Excerpted text: Begin
Burnout is defined by the ICD-11 as ‘a syndrome conceptualised as resulting from chronic workplace stress that has not been successfully managed’ and is characterised by feelings of exhaustion, mental distance from work and/or cynicism, and reduced efficacy (World Health Organisation [WHO], 2019). In this study, an abbreviated Maslach Burnout Index (aMBI) was used for assessment. 12-item tools have previously been validated (Gabbe et al, 2002; Lim et al, 2019); we utilised a 9-item survey, which has been shown to yield subscale results congruent with those obtained with the original 22-item MBI (Riley et al, 2018). It consists of 3 domains: emotional exhaustion (EE), depersonalisation (DP) and personal achievement (PA). Scores from 0 to 6 are given for each response, with a maximum score of 18 in each domain. The creators of the MBI, in their most up-to-date guidance, have not included strict cut-offs for the ‘diagnosis’ of burnout, recognising it as a spectrum (Mind Garden, 2019). A consensus has not been reached on criteria for burnout: some studies require high scores in EE and DP, and a low score in PA to qualify as high risk; others require high scores in both EE and DP only; some studies require a high score in only one of DP or EE (Doulougeri et al, 2016). In this study, to enable comparison with a recent survey exploring the psychological impact of working in PICU in the UK, high risk of burnout was defined as scoring ≥ 9/18 in the EE subscale, OR ≥6/18 in the DP subscale (Jones et al, 2020).

Work-related stress is defined by the Health and Safety Executive (HSE) as ‘a harmful reaction people have to undue pressures and demands placed on them at work’, and is linked to high levels of absence, staff turnover, and increased error rates (Health and Safety Executive, 2020). It has also been linked to adverse health outcomes (Salvagioni et al, 2017). The Effort-Reward Imbalance (ERI) is a validated model devised by Siegrist et al, which proposes that a failure of reciprocity in the workplace (i.e. that high amounts of effort lead to minimal gains) results in strain and therefore more stress-related disorders (Siegrist et al, 1986; Siegrist, 1996; Van Vegchel et al, 2005). Further studies have demonstrated a bidirectional relationship between a high effort reward imbalance (ERI) and health outcomes: not only will this imbalance cause increased adverse outcomes, but that these adverse outcomes will then lead to increased stress (Shimazu and de Jonge, 2009). The short version of the ERI questionnaire contains 16 questions compared to the long version, which comprises 22 questions; the authors suggest that the short version is easier to utilise in large-scale investigations (Siegrist et al, 2019). Within the short form, 6 of these 16 relate to ‘over-commitment’; because these questions are not included in the effort reward ratio (ERR), they were not included in our survey. We therefore had a set of 10 questions, 3 relating to effort, and 7 relating to reward. The use of abbreviated effort-reward imbalance questionnaires has been validated (Siegrist et al, 2014). Answers are scored on a 4-point Likert scale. The ERR is calculated by dividing the effort score by the reward score, then correcting for the imbalance in number of questions for each domain:

  • ERR = E/(R*c) where c = is correction factor, 3/7 (3 is the number of ‘effort’ questions, 7 is the number of ‘reward’ questions)
Excerpted text: End
Recorded data: Begin
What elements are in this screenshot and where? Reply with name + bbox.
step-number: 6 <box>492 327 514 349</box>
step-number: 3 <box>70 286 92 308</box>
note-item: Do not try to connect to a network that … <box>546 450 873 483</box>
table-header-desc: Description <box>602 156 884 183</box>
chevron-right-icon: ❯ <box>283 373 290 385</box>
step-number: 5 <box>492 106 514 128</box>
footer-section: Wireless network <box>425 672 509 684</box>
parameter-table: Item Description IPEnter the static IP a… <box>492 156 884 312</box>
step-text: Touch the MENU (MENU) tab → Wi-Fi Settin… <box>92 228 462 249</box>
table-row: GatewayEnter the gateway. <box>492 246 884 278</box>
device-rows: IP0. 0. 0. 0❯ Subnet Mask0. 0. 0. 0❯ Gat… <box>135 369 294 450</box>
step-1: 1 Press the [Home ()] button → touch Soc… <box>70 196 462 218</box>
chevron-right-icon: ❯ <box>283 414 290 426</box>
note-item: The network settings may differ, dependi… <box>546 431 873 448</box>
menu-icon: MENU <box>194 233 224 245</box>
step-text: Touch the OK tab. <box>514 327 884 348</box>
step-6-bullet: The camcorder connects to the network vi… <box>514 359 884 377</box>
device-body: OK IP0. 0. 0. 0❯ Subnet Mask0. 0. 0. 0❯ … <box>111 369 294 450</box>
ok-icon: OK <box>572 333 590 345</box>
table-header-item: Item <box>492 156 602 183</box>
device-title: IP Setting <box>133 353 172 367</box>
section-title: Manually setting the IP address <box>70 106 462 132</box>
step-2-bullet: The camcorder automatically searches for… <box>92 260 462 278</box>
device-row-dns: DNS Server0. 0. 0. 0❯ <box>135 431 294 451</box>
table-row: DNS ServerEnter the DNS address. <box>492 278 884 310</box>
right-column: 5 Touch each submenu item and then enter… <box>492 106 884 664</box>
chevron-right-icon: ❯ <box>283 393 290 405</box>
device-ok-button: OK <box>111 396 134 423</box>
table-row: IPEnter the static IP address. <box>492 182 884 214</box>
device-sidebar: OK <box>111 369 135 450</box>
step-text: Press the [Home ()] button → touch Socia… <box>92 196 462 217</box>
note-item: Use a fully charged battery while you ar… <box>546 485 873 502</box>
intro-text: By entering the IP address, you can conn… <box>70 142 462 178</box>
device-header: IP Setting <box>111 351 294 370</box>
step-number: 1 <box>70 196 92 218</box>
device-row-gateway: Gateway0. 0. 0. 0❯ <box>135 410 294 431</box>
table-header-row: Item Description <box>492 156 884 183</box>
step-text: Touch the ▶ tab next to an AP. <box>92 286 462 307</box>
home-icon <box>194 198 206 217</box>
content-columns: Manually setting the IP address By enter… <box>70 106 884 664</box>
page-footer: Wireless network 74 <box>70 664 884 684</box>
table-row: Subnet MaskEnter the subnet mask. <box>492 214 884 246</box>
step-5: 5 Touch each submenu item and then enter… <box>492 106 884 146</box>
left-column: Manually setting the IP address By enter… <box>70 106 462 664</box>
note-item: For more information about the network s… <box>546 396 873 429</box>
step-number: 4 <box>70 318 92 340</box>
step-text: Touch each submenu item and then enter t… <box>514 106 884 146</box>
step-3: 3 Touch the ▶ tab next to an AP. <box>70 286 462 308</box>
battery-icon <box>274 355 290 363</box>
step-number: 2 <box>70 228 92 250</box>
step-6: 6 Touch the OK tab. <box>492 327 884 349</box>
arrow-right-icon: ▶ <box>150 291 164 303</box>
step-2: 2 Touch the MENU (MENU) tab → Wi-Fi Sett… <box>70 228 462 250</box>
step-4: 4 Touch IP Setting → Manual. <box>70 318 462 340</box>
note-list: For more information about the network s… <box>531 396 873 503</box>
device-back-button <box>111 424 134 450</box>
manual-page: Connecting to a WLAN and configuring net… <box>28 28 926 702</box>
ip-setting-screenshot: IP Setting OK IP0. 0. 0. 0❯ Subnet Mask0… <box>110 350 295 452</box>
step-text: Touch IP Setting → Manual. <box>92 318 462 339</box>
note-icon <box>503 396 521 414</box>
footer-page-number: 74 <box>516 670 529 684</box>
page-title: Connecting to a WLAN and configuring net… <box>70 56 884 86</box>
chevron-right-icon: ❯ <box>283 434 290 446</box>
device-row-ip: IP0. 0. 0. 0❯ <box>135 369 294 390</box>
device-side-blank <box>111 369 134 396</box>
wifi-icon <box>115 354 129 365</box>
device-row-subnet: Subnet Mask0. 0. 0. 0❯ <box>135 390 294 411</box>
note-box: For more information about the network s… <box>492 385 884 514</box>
Recorded data: End
Work to complete:
From the text on burnout and work-related stress, list every domain of the abbreviated Maslach Burnout Index, with the abbreviation for each. These records come from a different source than the text.

Answer for this exercise:
- Emotional exhaustion (EE)
- Depersonalisation (DP)
- Personal achievement (PA)